* _Task brief_
Return every record below exactly as written, omitting any pictures.

* _Dataset entries_
>> START

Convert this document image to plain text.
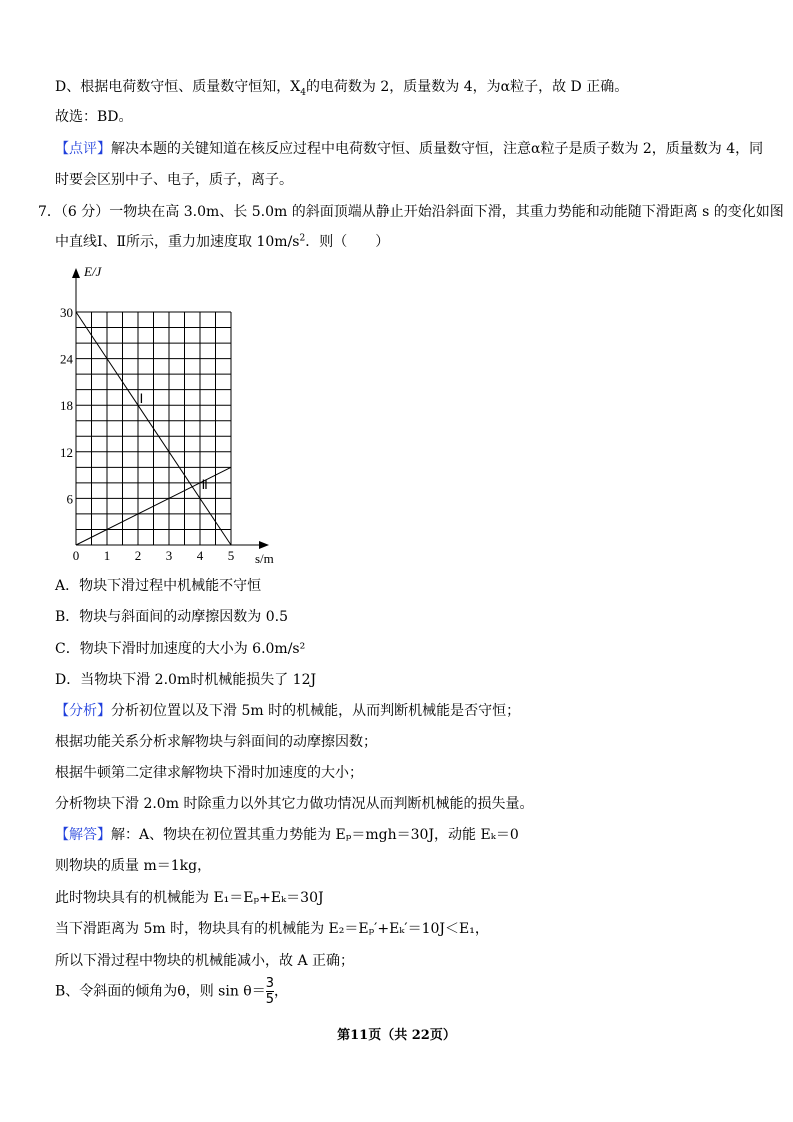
D、根据电荷数守恒、质量数守恒知，$X_4$的电荷数为 2，质量数为 4，为α粒子，故 D 正确。
故选：BD。
【点评】解决本题的关键知道在核反应过程中电荷数守恒、质量数守恒，注意α粒子是质子数为 2，质量数为 4，同
时要会区别中子、电子，质子，离子。
7．（6 分）一物块在高 3.0m、长 5.0m 的斜面顶端从静止开始沿斜面下滑，其重力势能和动能随下滑距离 s 的变化如图
中直线Ⅰ、Ⅱ所示，重力加速度取 $10m/s^2$．则（　　）
0 1 2 3 4 5
6
12
18
24
30
E/J
s/m
Ⅰ
Ⅱ
A．物块下滑过程中机械能不守恒
B．物块与斜面间的动摩擦因数为 0.5
C．物块下滑时加速度的大小为 6.0m/s²
D．当物块下滑 2.0m时机械能损失了 12J
【分析】分析初位置以及下滑 5m 时的机械能，从而判断机械能是否守恒；
根据功能关系分析求解物块与斜面间的动摩擦因数；
根据牛顿第二定律求解物块下滑时加速度的大小；
分析物块下滑 2.0m 时除重力以外其它力做功情况从而判断机械能的损失量。
【解答】解：A、物块在初位置其重力势能为 Eₚ＝mgh＝30J，动能 Eₖ＝0
则物块的质量 m＝1kg，
此时物块具有的机械能为 E₁＝Eₚ+Eₖ＝30J
当下滑距离为 5m 时，物块具有的机械能为 E₂＝Eₚ′+Eₖ′＝10J＜E₁，
所以下滑过程中物块的机械能减小，故 A 正确；
B、令斜面的倾角为θ，则 $\sin \theta= \frac{3}{5}$ ，
第11页（共 22页）
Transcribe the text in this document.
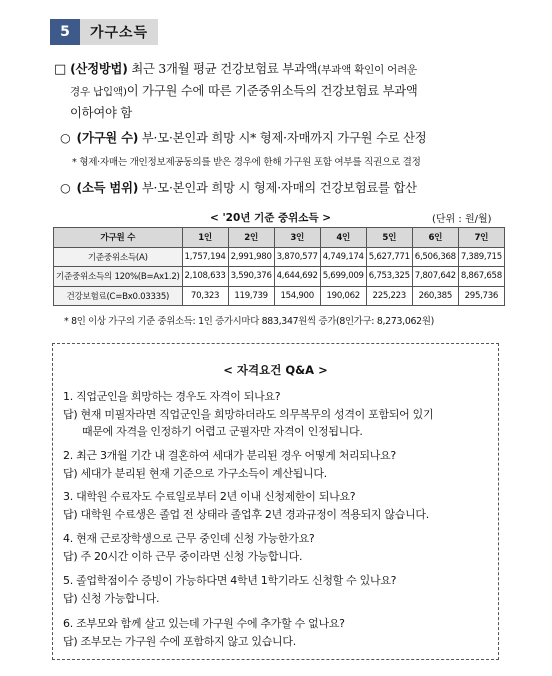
5	가구소득
□ (산정방법) 최근 3개월 평균 건강보험료 부과액(부과액 확인이 어려운
경우 납입액)이 가구원 수에 따른 기준중위소득의 건강보험료 부과액
이하여야 함
○ (가구원 수) 부·모·본인과 희망 시* 형제·자매까지 가구원 수로 산정
* 형제·자매는 개인정보제공동의를 받은 경우에 한해 가구원 포함 여부를 직권으로 결정
○ (소득 범위) 부·모·본인과 희망 시 형제·자매의 건강보험료를 합산
< '20년 기준 중위소득 >	(단위 : 원/월)
가구원 수	1인	2인	3인	4인	5인	6인	7인
기준중위소득(A)	1,757,194	2,991,980	3,870,577	4,749,174	5,627,771	6,506,368	7,389,715
기준중위소득의 120%(B=Ax1.2)	2,108,633	3,590,376	4,644,692	5,699,009	6,753,325	7,807,642	8,867,658
건강보험료(C=Bx0.03335)	70,323	119,739	154,900	190,062	225,223	260,385	295,736
* 8인 이상 가구의 기준 중위소득: 1인 증가시마다 883,347원씩 증가(8인가구: 8,273,062원)
< 자격요건 Q&A >
1. 직업군인을 희망하는 경우도 자격이 되나요?
답) 현재 미필자라면 직업군인을 희망하더라도 의무복무의 성격이 포함되어 있기
때문에 자격을 인정하기 어렵고 군필자만 자격이 인정됩니다.
2. 최근 3개월 기간 내 결혼하여 세대가 분리된 경우 어떻게 처리되나요?
답) 세대가 분리된 현재 기준으로 가구소득이 계산됩니다.
3. 대학원 수료자도 수료일로부터 2년 이내 신청제한이 되나요?
답) 대학원 수료생은 졸업 전 상태라 졸업후 2년 경과규정이 적용되지 않습니다.
4. 현재 근로장학생으로 근무 중인데 신청 가능한가요?
답) 주 20시간 이하 근무 중이라면 신청 가능합니다.
5. 졸업학점이수 증빙이 가능하다면 4학년 1학기라도 신청할 수 있나요?
답) 신청 가능합니다.
6. 조부모와 함께 살고 있는데 가구원 수에 추가할 수 없나요?
답) 조부모는 가구원 수에 포함하지 않고 있습니다.
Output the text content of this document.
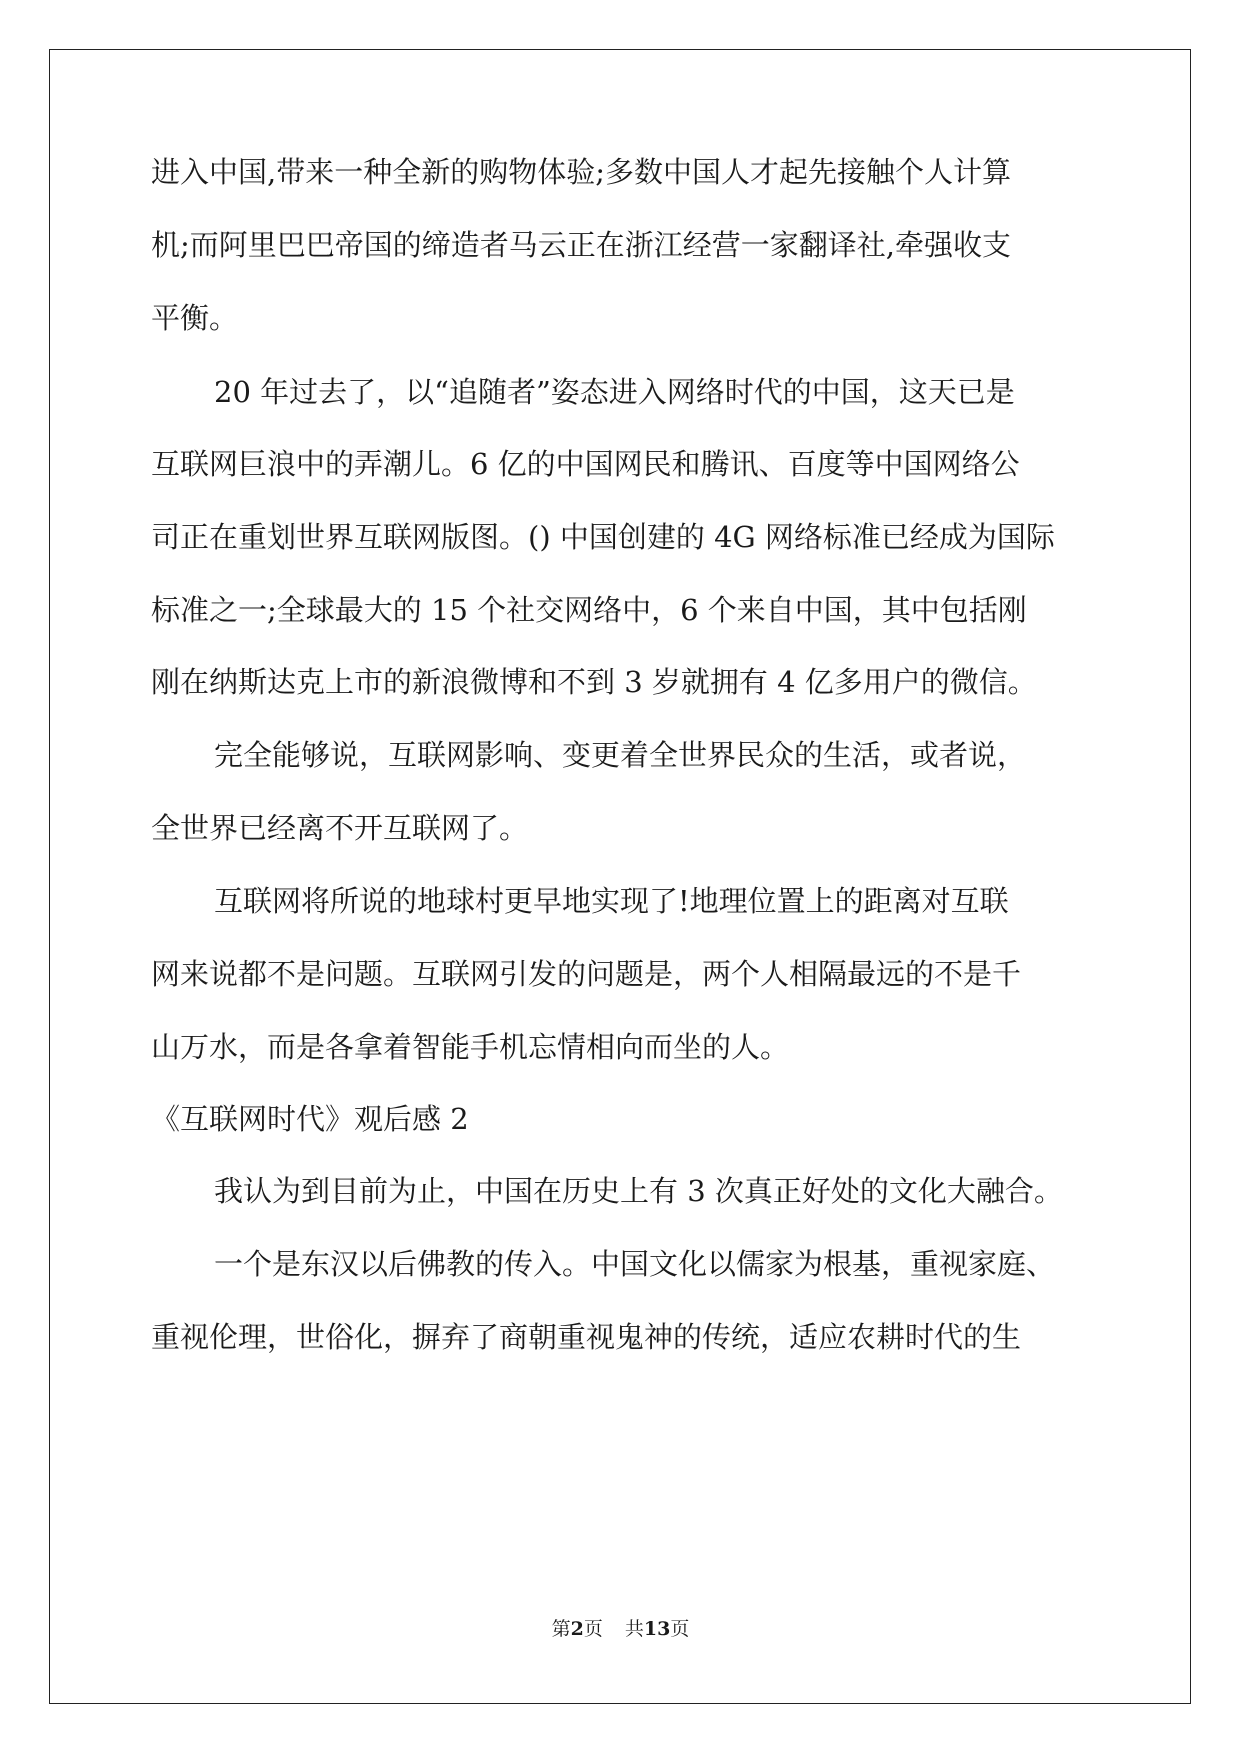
进入中国,带来一种全新的购物体验;多数中国人才起先接触个人计算
机;而阿里巴巴帝国的缔造者马云正在浙江经营一家翻译社,牵强收支
平衡。
20 年过去了，以“追随者”姿态进入网络时代的中国，这天已是
互联网巨浪中的弄潮儿。6 亿的中国网民和腾讯、百度等中国网络公
司正在重划世界互联网版图。() 中国创建的 4G 网络标准已经成为国际
标准之一;全球最大的 15 个社交网络中，6 个来自中国，其中包括刚
刚在纳斯达克上市的新浪微博和不到 3 岁就拥有 4 亿多用户的微信。
完全能够说，互联网影响、变更着全世界民众的生活，或者说，
全世界已经离不开互联网了。
互联网将所说的地球村更早地实现了!地理位置上的距离对互联
网来说都不是问题。互联网引发的问题是，两个人相隔最远的不是千
山万水，而是各拿着智能手机忘情相向而坐的人。
《互联网时代》观后感 2
我认为到目前为止，中国在历史上有 3 次真正好处的文化大融合。
一个是东汉以后佛教的传入。中国文化以儒家为根基，重视家庭、
重视伦理，世俗化，摒弃了商朝重视鬼神的传统，适应农耕时代的生
第2页 共13页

>> END

* _Solution for this problem_
Convert this document image to plain text.
D、根据电荷数守恒、质量数守恒知，$X_4$的电荷数为 2，质量数为 4，为α粒子，故 D 正确。
故选：BD。
【点评】解决本题的关键知道在核反应过程中电荷数守恒、质量数守恒，注意α粒子是质子数为 2，质量数为 4，同
时要会区别中子、电子，质子，离子。
7．（6 分）一物块在高 3.0m、长 5.0m 的斜面顶端从静止开始沿斜面下滑，其重力势能和动能随下滑距离 s 的变化如图
中直线Ⅰ、Ⅱ所示，重力加速度取 $10m/s^2$．则（　　）
0 1 2 3 4 5
6
12
18
24
30
E/J
s/m
Ⅰ
Ⅱ
A．物块下滑过程中机械能不守恒
B．物块与斜面间的动摩擦因数为 0.5
C．物块下滑时加速度的大小为 6.0m/s²
D．当物块下滑 2.0m时机械能损失了 12J
【分析】分析初位置以及下滑 5m 时的机械能，从而判断机械能是否守恒；
根据功能关系分析求解物块与斜面间的动摩擦因数；
根据牛顿第二定律求解物块下滑时加速度的大小；
分析物块下滑 2.0m 时除重力以外其它力做功情况从而判断机械能的损失量。
【解答】解：A、物块在初位置其重力势能为 Eₚ＝mgh＝30J，动能 Eₖ＝0
则物块的质量 m＝1kg，
此时物块具有的机械能为 E₁＝Eₚ+Eₖ＝30J
当下滑距离为 5m 时，物块具有的机械能为 E₂＝Eₚ′+Eₖ′＝10J＜E₁，
所以下滑过程中物块的机械能减小，故 A 正确；
B、令斜面的倾角为θ，则 $\sin \theta= \frac{3}{5}$ ，
第11页（共 22页）
Transcribe the text in this document.
5	가구소득
□ (산정방법) 최근 3개월 평균 건강보험료 부과액(부과액 확인이 어려운
경우 납입액)이 가구원 수에 따른 기준중위소득의 건강보험료 부과액
이하여야 함
○ (가구원 수) 부·모·본인과 희망 시* 형제·자매까지 가구원 수로 산정
* 형제·자매는 개인정보제공동의를 받은 경우에 한해 가구원 포함 여부를 직권으로 결정
○ (소득 범위) 부·모·본인과 희망 시 형제·자매의 건강보험료를 합산
< '20년 기준 중위소득 >	(단위 : 원/월)
가구원 수	1인	2인	3인	4인	5인	6인	7인
기준중위소득(A)	1,757,194	2,991,980	3,870,577	4,749,174	5,627,771	6,506,368	7,389,715
기준중위소득의 120%(B=Ax1.2)	2,108,633	3,590,376	4,644,692	5,699,009	6,753,325	7,807,642	8,867,658
건강보험료(C=Bx0.03335)	70,323	119,739	154,900	190,062	225,223	260,385	295,736
* 8인 이상 가구의 기준 중위소득: 1인 증가시마다 883,347원씩 증가(8인가구: 8,273,062원)
< 자격요건 Q&A >
1. 직업군인을 희망하는 경우도 자격이 되나요?
답) 현재 미필자라면 직업군인을 희망하더라도 의무복무의 성격이 포함되어 있기
때문에 자격을 인정하기 어렵고 군필자만 자격이 인정됩니다.
2. 최근 3개월 기간 내 결혼하여 세대가 분리된 경우 어떻게 처리되나요?
답) 세대가 분리된 현재 기준으로 가구소득이 계산됩니다.
3. 대학원 수료자도 수료일로부터 2년 이내 신청제한이 되나요?
답) 대학원 수료생은 졸업 전 상태라 졸업후 2년 경과규정이 적용되지 않습니다.
4. 현재 근로장학생으로 근무 중인데 신청 가능한가요?
답) 주 20시간 이하 근무 중이라면 신청 가능합니다.
5. 졸업학점이수 증빙이 가능하다면 4학년 1학기라도 신청할 수 있나요?
답) 신청 가능합니다.
6. 조부모와 함께 살고 있는데 가구원 수에 추가할 수 없나요?
답) 조부모는 가구원 수에 포함하지 않고 있습니다.
Output the text content of this document.
进入中国,带来一种全新的购物体验;多数中国人才起先接触个人计算
机;而阿里巴巴帝国的缔造者马云正在浙江经营一家翻译社,牵强收支
平衡。
20 年过去了，以“追随者”姿态进入网络时代的中国，这天已是
互联网巨浪中的弄潮儿。6 亿的中国网民和腾讯、百度等中国网络公
司正在重划世界互联网版图。() 中国创建的 4G 网络标准已经成为国际
标准之一;全球最大的 15 个社交网络中，6 个来自中国，其中包括刚
刚在纳斯达克上市的新浪微博和不到 3 岁就拥有 4 亿多用户的微信。
完全能够说，互联网影响、变更着全世界民众的生活，或者说，
全世界已经离不开互联网了。
互联网将所说的地球村更早地实现了!地理位置上的距离对互联
网来说都不是问题。互联网引发的问题是，两个人相隔最远的不是千
山万水，而是各拿着智能手机忘情相向而坐的人。
《互联网时代》观后感 2
我认为到目前为止，中国在历史上有 3 次真正好处的文化大融合。
一个是东汉以后佛教的传入。中国文化以儒家为根基，重视家庭、
重视伦理，世俗化，摒弃了商朝重视鬼神的传统，适应农耕时代的生
第2页 共13页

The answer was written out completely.